Stored data entries:
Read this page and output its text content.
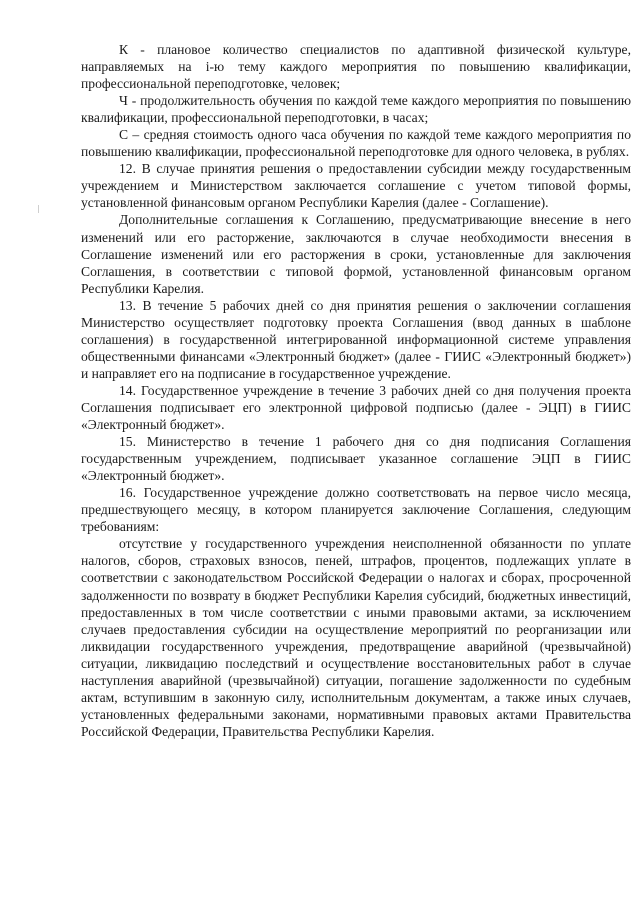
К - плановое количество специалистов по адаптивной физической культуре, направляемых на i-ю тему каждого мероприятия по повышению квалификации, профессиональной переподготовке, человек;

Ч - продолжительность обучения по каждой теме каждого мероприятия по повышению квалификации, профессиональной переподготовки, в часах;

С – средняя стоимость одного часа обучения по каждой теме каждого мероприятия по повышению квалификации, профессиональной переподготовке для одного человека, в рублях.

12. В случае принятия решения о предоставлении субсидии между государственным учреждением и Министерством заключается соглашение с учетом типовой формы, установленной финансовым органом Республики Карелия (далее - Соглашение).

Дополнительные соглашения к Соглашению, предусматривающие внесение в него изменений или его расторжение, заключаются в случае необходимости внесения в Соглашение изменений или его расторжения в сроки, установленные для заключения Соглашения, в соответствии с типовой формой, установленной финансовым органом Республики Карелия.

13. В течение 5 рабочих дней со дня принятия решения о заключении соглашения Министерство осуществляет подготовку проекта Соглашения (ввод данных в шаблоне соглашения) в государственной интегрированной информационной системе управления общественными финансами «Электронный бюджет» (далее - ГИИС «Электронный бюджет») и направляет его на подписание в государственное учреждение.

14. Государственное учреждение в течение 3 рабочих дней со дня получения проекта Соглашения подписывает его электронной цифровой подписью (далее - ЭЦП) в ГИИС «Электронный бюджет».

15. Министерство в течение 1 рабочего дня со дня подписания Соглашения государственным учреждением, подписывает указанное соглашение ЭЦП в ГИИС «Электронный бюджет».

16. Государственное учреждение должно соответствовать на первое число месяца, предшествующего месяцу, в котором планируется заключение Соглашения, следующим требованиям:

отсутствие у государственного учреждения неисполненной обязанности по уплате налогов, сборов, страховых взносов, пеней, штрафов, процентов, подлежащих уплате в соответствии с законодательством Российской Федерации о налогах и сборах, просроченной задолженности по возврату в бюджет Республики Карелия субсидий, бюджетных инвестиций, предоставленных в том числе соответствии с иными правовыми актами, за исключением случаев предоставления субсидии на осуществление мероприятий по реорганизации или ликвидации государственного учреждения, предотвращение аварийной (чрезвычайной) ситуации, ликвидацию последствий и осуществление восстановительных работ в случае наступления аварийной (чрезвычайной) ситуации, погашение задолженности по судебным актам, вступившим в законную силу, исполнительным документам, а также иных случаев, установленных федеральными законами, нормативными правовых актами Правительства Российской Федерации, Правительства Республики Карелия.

§ **PROBLEM STATEMENT**:
Copy each line of the listing that includes "органом".

§ **CORRECT OUTPUT**:
12. В случае принятия решения о предоставлении субсидии между государственным учреждением и Министерством заключается соглашение с учетом типовой формы, установленной финансовым органом Республики Карелия (далее - Соглашение).
Дополнительные соглашения к Соглашению, предусматривающие внесение в него изменений или его расторжение, заключаются в случае необходимости внесения в Соглашение изменений или его расторжения в сроки, установленные для заключения Соглашения, в соответствии с типовой формой, установленной финансовым органом Республики Карелия.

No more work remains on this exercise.